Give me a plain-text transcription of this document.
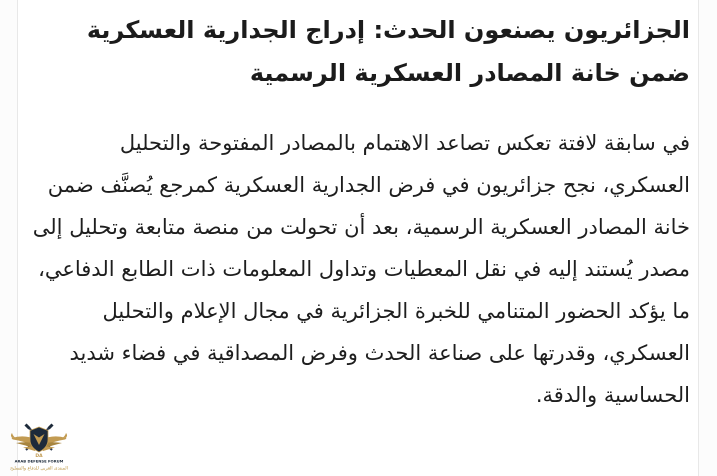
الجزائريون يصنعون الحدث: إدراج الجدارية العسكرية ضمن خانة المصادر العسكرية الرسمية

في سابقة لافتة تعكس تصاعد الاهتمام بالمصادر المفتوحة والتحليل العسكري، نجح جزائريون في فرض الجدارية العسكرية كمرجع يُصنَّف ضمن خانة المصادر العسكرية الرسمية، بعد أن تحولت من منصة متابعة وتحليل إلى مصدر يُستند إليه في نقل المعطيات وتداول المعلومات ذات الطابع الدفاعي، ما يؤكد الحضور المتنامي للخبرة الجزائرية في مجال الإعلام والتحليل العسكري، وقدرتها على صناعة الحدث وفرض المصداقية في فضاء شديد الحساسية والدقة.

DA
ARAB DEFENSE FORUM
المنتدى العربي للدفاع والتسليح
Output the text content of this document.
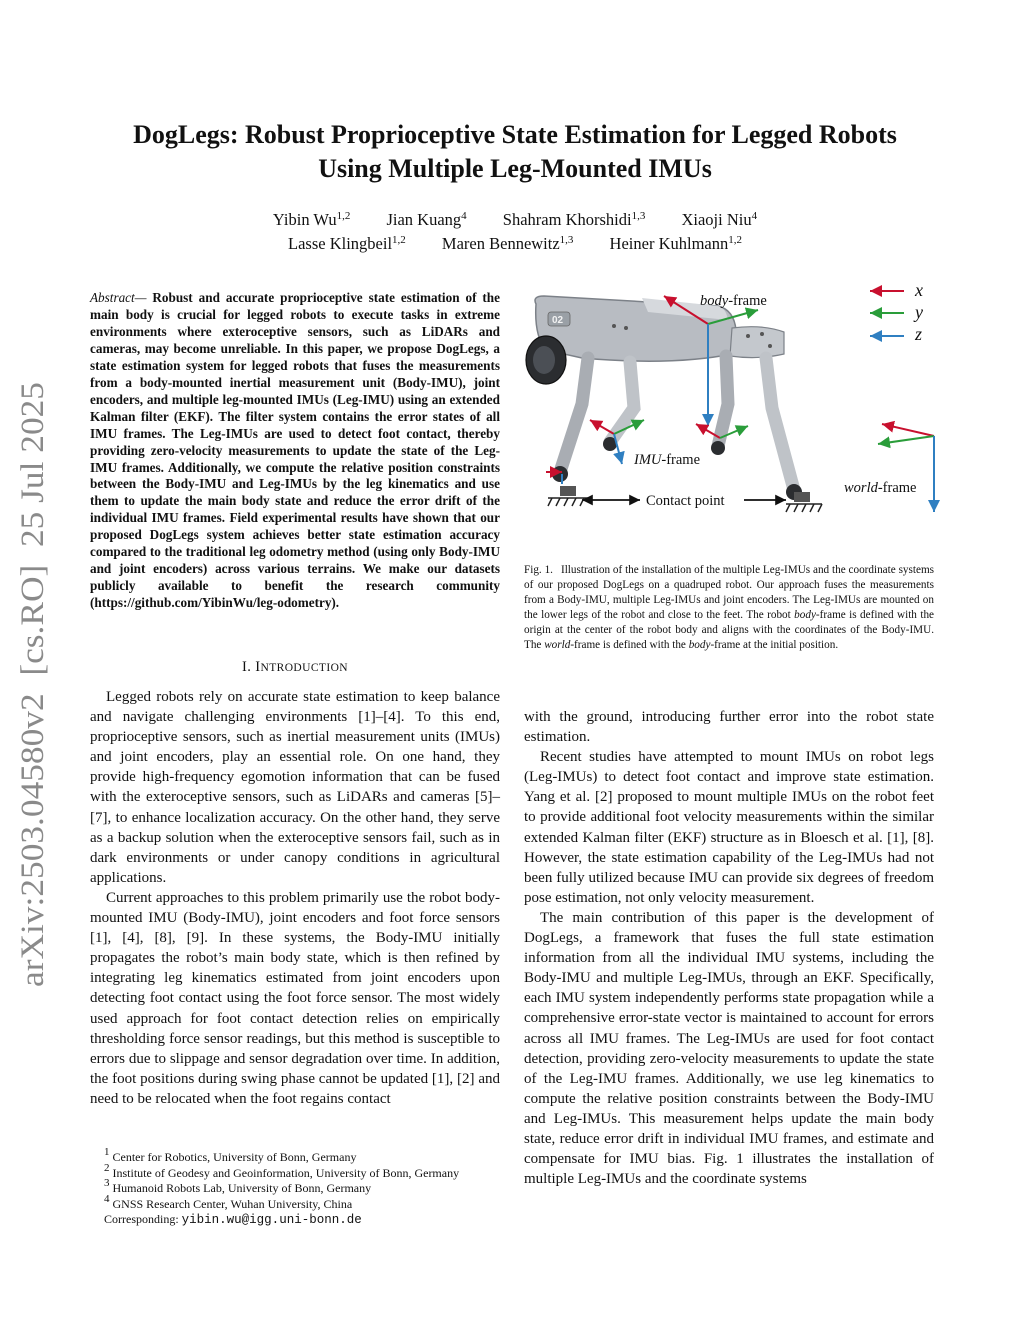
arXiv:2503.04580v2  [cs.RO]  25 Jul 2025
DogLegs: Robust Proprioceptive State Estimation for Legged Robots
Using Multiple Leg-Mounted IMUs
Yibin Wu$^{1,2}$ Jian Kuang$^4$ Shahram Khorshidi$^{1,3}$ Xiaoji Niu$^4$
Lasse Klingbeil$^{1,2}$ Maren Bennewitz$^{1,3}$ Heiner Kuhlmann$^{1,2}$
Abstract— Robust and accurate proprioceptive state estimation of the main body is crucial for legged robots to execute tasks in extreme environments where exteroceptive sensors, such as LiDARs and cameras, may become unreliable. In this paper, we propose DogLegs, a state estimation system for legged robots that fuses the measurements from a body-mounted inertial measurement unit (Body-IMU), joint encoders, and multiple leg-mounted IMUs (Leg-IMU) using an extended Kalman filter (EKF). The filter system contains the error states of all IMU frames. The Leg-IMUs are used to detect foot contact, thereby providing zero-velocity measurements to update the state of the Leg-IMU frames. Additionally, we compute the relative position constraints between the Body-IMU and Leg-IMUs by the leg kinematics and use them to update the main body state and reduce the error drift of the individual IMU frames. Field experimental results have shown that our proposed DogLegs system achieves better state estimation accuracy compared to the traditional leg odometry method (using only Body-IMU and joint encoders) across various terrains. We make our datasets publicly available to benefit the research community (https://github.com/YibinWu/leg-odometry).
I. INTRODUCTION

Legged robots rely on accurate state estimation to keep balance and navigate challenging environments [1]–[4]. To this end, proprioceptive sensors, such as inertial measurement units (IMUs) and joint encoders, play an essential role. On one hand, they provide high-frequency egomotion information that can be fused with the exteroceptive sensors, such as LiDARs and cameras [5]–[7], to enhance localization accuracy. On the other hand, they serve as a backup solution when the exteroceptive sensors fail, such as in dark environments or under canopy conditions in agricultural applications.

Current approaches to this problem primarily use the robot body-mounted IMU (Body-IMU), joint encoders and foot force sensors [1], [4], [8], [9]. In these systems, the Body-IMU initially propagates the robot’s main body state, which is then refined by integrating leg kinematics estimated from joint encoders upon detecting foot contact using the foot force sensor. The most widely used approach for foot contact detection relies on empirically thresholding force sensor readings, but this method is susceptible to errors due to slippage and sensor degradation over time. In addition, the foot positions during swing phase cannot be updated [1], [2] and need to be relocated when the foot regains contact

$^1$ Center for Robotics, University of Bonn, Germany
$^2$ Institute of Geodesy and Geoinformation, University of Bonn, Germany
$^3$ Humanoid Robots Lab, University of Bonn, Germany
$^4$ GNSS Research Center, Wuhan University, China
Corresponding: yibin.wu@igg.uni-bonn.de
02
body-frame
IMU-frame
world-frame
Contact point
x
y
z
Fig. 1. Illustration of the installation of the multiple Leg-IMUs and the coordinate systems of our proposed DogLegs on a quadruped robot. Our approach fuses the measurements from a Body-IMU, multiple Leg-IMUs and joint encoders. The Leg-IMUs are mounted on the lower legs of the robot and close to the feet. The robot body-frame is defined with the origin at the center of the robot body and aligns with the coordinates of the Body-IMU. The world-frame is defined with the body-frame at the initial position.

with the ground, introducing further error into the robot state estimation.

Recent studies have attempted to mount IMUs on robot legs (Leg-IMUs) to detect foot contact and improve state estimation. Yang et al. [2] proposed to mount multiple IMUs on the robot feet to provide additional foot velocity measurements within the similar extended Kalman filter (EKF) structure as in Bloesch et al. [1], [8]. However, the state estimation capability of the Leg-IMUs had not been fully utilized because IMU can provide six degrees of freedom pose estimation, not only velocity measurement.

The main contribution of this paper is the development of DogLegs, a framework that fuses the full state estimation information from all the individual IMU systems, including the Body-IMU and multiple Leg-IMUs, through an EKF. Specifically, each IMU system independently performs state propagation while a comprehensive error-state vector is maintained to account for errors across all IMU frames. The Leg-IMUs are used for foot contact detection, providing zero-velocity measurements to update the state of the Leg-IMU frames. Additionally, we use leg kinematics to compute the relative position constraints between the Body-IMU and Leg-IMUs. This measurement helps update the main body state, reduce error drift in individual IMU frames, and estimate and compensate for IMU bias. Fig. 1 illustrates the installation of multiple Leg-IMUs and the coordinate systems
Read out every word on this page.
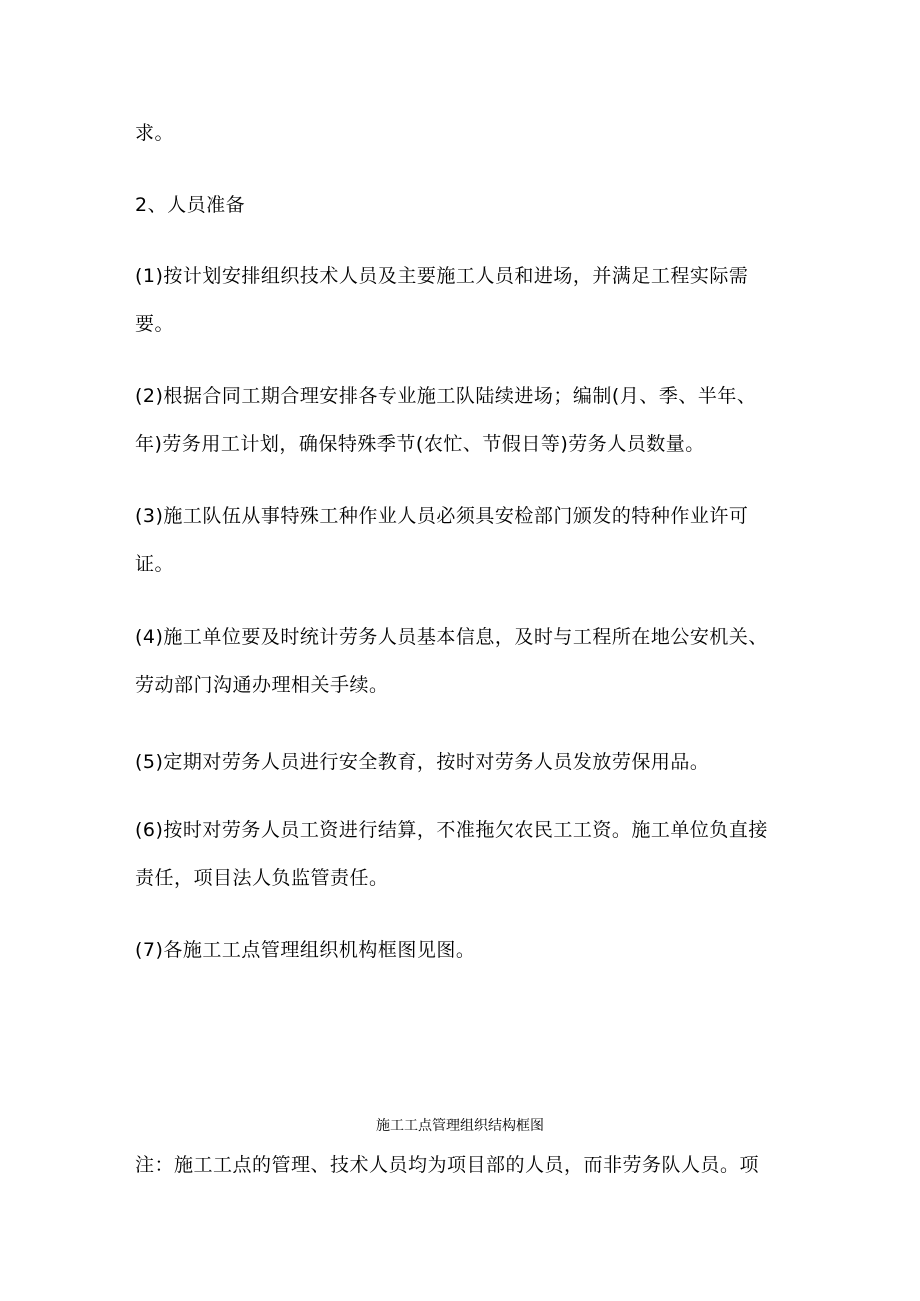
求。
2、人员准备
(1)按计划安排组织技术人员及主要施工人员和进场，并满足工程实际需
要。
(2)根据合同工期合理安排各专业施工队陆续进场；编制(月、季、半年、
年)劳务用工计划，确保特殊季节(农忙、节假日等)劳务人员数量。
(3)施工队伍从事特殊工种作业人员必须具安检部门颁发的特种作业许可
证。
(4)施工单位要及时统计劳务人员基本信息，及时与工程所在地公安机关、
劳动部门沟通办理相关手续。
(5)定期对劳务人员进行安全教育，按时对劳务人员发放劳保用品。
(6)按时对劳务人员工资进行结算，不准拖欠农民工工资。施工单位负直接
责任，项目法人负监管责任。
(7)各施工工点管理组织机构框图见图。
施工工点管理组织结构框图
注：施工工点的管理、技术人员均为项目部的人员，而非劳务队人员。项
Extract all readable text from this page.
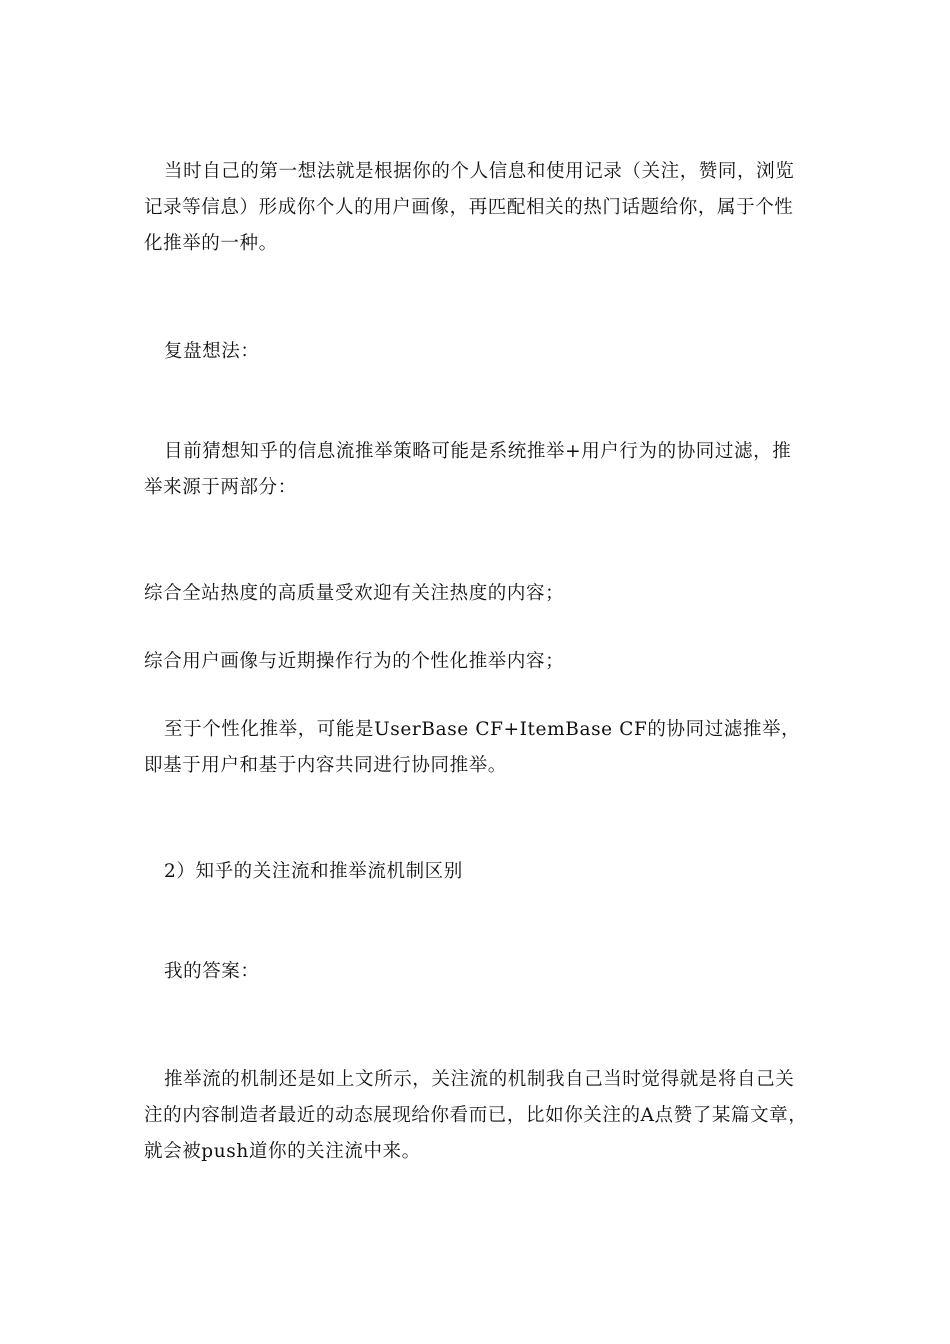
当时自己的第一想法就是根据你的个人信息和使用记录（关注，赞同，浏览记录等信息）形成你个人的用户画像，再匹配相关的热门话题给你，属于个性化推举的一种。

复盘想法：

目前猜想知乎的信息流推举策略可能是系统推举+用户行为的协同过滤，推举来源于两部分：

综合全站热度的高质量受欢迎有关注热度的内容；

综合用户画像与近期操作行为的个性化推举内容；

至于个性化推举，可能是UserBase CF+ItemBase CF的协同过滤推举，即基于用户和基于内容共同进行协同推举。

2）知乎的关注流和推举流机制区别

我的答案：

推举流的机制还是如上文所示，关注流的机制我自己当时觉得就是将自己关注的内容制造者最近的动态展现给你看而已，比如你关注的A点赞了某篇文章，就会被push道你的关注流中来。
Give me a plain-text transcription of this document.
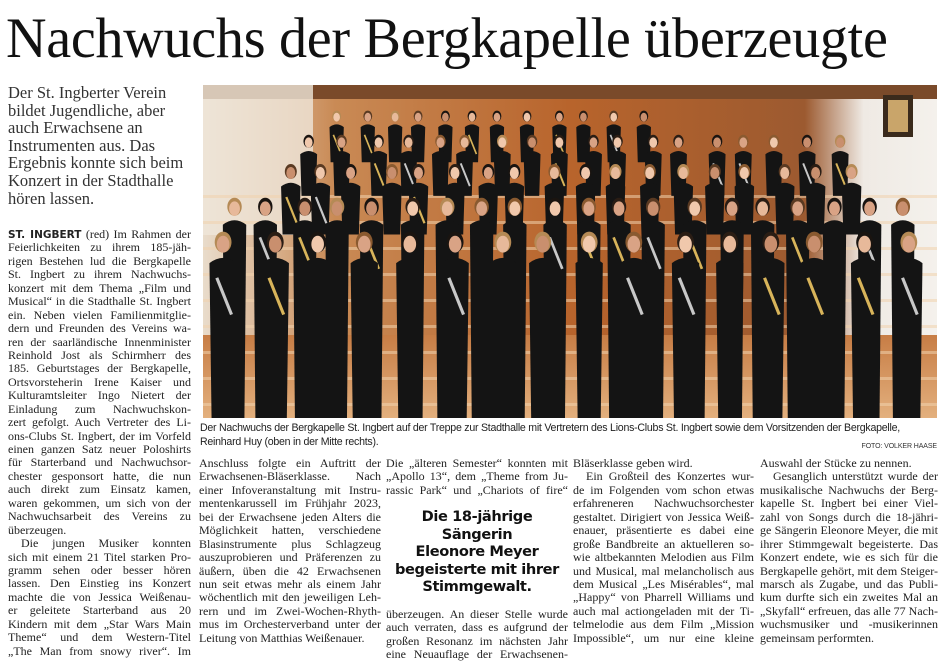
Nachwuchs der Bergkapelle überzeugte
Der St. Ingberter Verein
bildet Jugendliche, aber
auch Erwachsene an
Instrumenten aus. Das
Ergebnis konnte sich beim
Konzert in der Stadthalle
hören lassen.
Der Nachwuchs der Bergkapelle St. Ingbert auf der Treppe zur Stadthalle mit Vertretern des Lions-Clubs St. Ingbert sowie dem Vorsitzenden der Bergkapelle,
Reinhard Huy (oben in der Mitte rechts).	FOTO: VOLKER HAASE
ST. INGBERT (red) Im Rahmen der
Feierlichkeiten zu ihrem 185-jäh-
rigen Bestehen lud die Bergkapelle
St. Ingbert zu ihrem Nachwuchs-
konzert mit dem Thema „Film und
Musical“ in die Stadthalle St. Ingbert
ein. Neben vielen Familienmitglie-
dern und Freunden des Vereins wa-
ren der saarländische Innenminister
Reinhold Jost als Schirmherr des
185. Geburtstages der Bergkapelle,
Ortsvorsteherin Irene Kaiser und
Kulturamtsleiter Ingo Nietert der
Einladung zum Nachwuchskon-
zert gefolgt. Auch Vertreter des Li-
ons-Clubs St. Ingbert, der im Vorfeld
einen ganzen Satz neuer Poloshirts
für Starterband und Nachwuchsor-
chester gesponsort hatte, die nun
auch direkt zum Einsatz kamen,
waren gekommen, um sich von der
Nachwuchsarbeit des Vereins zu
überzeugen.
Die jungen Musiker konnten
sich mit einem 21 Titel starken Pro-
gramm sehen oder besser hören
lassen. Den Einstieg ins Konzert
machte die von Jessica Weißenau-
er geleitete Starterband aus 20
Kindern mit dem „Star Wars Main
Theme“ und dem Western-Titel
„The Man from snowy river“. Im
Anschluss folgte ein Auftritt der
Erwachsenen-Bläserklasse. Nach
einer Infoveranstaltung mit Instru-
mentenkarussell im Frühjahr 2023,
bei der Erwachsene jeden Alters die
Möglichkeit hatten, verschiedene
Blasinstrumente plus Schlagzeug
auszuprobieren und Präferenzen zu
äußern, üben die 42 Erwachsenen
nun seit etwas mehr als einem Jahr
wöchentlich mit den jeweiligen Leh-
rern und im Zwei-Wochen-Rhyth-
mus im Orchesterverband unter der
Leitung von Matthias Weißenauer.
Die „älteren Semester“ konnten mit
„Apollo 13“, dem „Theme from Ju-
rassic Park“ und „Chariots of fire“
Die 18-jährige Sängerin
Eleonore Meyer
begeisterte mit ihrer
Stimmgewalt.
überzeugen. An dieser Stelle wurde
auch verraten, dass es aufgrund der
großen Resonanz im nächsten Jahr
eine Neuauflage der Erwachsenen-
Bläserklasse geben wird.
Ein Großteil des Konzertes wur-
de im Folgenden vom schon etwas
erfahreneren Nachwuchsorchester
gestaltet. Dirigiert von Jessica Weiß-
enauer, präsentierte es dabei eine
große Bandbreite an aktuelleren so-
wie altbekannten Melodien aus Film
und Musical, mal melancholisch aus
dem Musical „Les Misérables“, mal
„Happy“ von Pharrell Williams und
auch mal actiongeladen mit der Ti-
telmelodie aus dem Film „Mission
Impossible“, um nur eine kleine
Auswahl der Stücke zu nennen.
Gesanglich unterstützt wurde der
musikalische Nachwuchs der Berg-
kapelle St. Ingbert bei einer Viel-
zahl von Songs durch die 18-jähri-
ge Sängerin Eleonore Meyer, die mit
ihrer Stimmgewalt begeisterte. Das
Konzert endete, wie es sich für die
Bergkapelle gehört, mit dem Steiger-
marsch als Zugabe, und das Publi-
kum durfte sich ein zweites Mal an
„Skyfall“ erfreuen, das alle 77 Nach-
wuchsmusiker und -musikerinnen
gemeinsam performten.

● ● ● ● ● ● ●

**PROMPT:** Note every line above where the string "Erwachsenen" shows up, and copy those lines.

**WRITTEN ANSWER:**
Erwachsenen-Bläserklasse. Nach
äußern, üben die 42 Erwachsenen
eine Neuauflage der Erwachsenen-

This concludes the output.